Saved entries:
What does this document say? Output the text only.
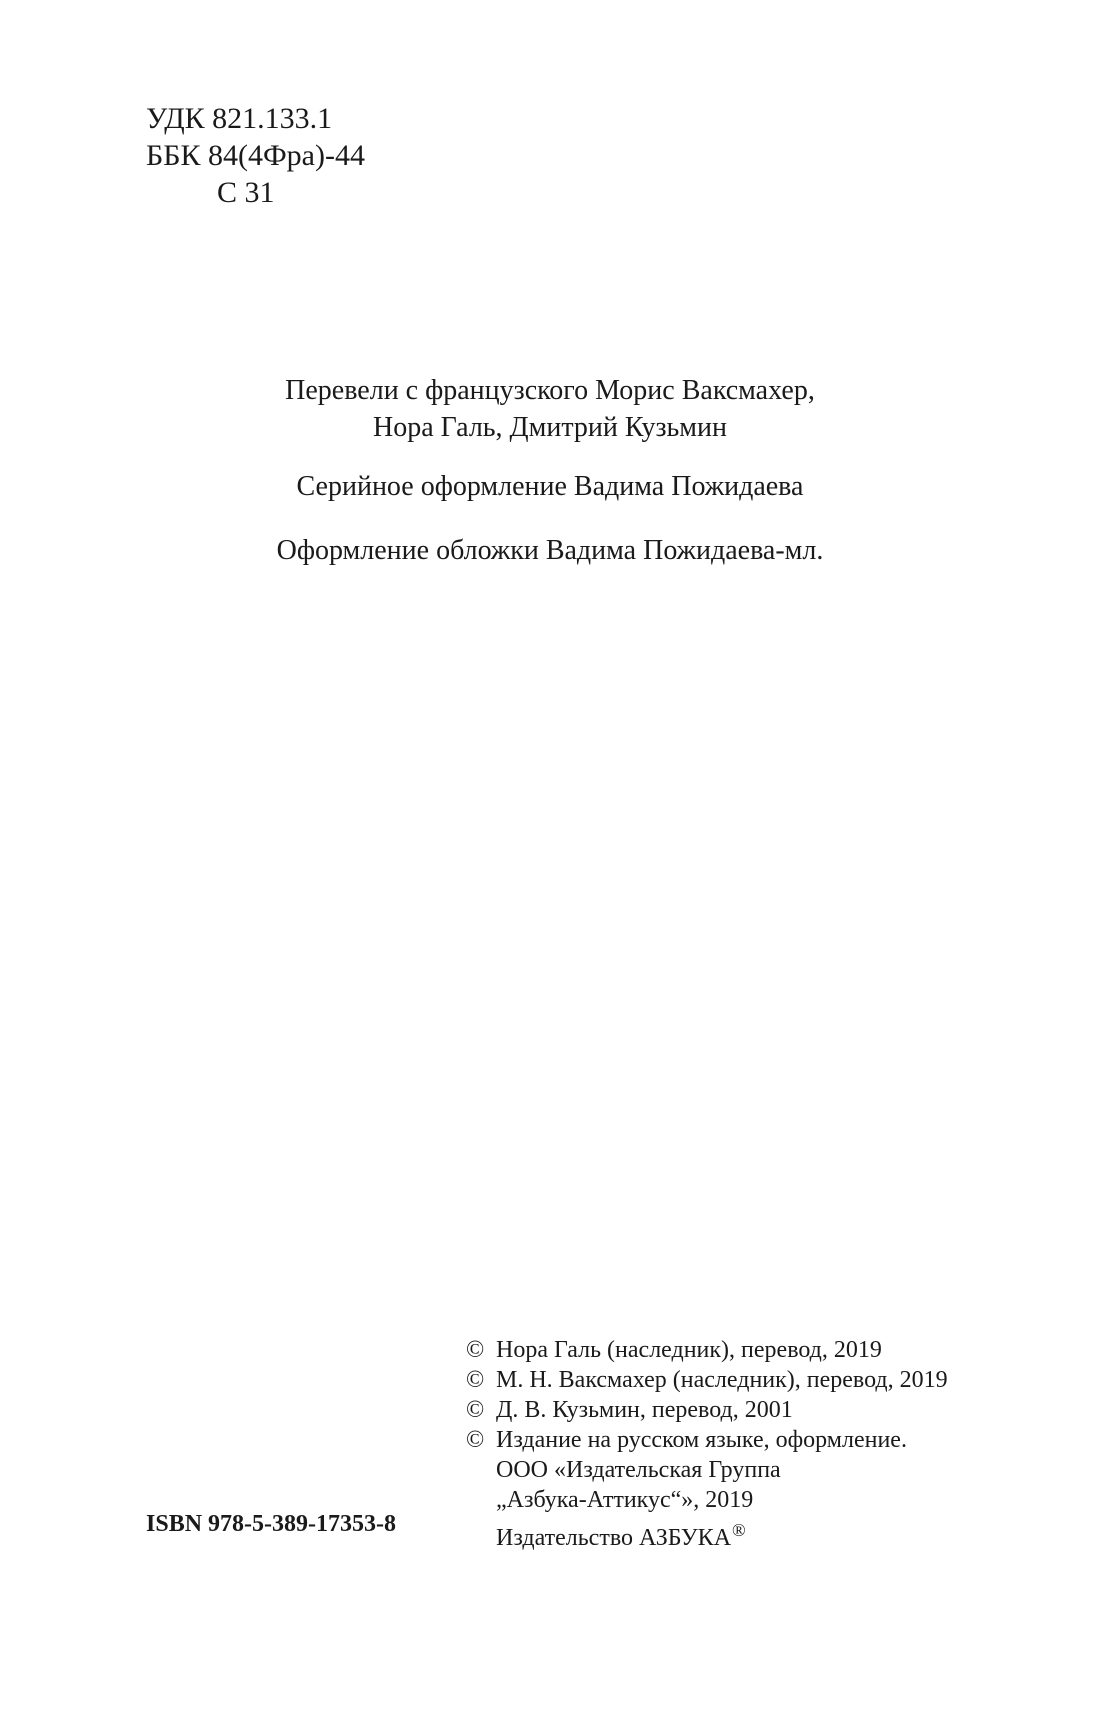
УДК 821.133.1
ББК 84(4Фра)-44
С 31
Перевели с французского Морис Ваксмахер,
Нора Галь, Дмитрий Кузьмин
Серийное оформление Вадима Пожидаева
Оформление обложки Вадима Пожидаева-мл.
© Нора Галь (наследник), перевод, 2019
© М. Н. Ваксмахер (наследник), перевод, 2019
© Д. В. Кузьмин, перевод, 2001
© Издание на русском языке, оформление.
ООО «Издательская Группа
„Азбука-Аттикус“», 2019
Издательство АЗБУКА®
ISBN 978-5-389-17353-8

...

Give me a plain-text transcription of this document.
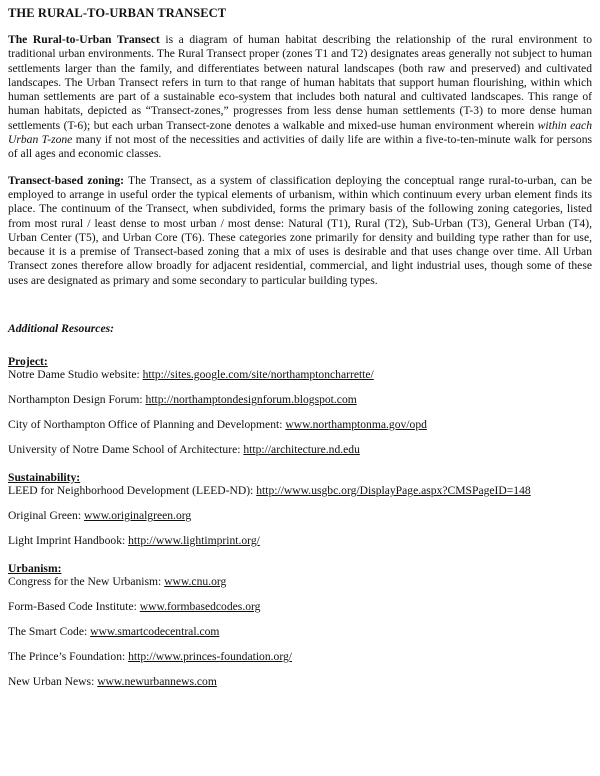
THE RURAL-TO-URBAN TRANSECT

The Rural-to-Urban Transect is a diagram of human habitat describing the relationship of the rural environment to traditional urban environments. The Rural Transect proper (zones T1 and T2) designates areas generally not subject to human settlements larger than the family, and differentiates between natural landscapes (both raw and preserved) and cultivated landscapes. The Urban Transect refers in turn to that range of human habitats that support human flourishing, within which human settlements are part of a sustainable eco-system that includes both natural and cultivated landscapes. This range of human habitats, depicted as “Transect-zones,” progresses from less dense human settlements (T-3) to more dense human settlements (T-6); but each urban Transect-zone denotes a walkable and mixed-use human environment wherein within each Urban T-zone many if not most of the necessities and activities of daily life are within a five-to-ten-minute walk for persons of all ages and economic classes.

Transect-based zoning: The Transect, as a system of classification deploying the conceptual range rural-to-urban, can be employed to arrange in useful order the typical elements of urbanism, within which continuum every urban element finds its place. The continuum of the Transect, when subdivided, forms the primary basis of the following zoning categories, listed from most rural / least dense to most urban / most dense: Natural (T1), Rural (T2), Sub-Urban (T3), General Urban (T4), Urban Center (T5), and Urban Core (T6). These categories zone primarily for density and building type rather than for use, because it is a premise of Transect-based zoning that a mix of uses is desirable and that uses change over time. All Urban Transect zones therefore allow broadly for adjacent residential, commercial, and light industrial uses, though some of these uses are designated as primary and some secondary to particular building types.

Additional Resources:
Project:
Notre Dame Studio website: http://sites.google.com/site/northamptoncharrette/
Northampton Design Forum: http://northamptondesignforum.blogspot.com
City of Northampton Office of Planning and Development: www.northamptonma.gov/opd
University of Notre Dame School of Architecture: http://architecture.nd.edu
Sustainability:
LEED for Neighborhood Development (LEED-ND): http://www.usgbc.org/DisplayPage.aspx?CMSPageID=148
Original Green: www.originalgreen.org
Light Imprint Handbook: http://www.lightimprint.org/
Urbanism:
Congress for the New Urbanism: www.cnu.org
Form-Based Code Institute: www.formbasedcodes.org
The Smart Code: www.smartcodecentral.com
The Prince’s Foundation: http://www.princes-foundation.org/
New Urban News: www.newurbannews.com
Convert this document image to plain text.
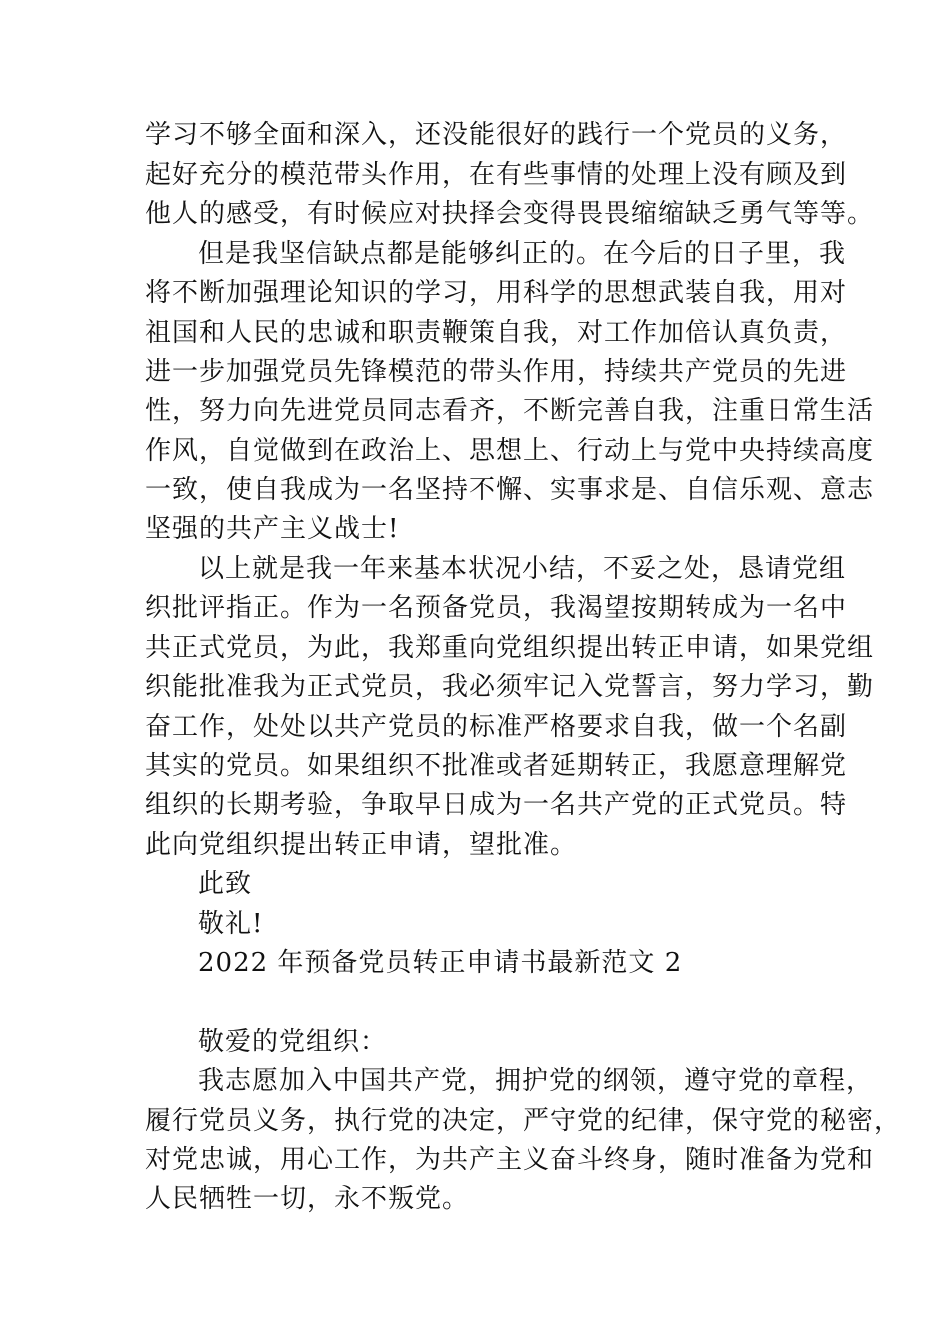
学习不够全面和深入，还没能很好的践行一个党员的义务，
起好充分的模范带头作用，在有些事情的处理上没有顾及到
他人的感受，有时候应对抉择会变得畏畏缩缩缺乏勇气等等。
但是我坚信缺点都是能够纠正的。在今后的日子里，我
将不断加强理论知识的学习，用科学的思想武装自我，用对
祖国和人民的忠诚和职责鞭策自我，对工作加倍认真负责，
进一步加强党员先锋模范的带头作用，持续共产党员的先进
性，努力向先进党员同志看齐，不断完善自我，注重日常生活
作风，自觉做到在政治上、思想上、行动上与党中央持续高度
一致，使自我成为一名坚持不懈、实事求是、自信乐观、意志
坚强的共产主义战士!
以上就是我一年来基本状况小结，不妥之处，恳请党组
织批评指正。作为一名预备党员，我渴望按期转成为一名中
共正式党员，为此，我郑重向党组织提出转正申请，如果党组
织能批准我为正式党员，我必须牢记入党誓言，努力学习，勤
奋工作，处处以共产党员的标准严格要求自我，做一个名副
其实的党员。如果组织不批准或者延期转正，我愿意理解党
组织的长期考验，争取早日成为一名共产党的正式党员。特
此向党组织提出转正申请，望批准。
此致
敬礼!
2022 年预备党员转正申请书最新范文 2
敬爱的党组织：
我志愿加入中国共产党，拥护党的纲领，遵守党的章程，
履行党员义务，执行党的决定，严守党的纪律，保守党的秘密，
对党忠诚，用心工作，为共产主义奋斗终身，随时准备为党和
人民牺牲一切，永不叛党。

Set problem -> Where a line in the material above holds "наследник", copy that line.

Exercise result ->
© Нора Галь (наследник), перевод, 2019
© М. Н. Ваксмахер (наследник), перевод, 2019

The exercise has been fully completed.